Exercise brief
Count the lines in the records below that contain the word "informacji", and reply with only that number.

++++ Data rows ++++

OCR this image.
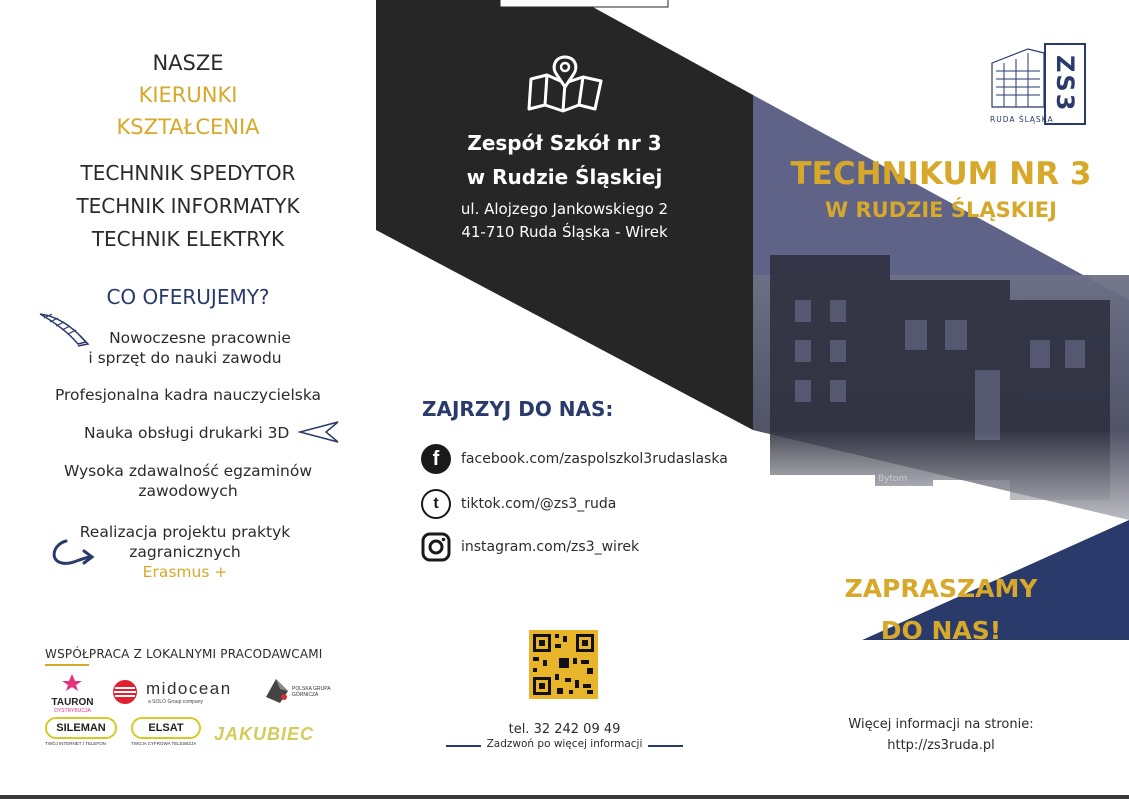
NASZE
KIERUNKI
KSZTAŁCENIA
TECHNNIK SPEDYTOR
TECHNIK INFORMATYK
TECHNIK ELEKTRYK
CO OFERUJEMY?
Nowoczesne pracownie
i sprzęt do nauki zawodu
Profesjonalna kadra nauczycielska
Nauka obsługi drukarki 3D
Wysoka zdawalność egzaminów
zawodowych
Realizacja projektu praktyk
zagranicznych
Erasmus +
WSPÓŁPRACA Z LOKALNYMI PRACODAWCAMI
TAURON
DYSTRYBUCJA
midocean
a SOLO Group company
POLSKA GRUPA GÓRNICZA
SILEMAN
TWÓJ INTERNET I TELEFON
ELSAT
TWOJA CYFROWA TELEWIZJA JAKUBIEC
Zespół Szkół nr 3
w Rudzie Śląskiej
ul. Alojzego Jankowskiego 2
41-710 Ruda Śląska - Wirek
ZAJRZYJ DO NAS:
f	facebook.com/zaspolszkol3rudaslaska
t	tiktok.com/@zs3_ruda
instagram.com/zs3_wirek
tel. 32 242 09 49
Zadzwoń po więcej informacji
ZS3
RUDA ŚLĄSKA
TECHNIKUM NR 3
W RUDZIE ŚLĄSKIEJ
Bytom
ZAPRASZAMY
DO NAS!
Więcej informacji na stronie:
http://zs3ruda.pl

++++

Answer for the task
2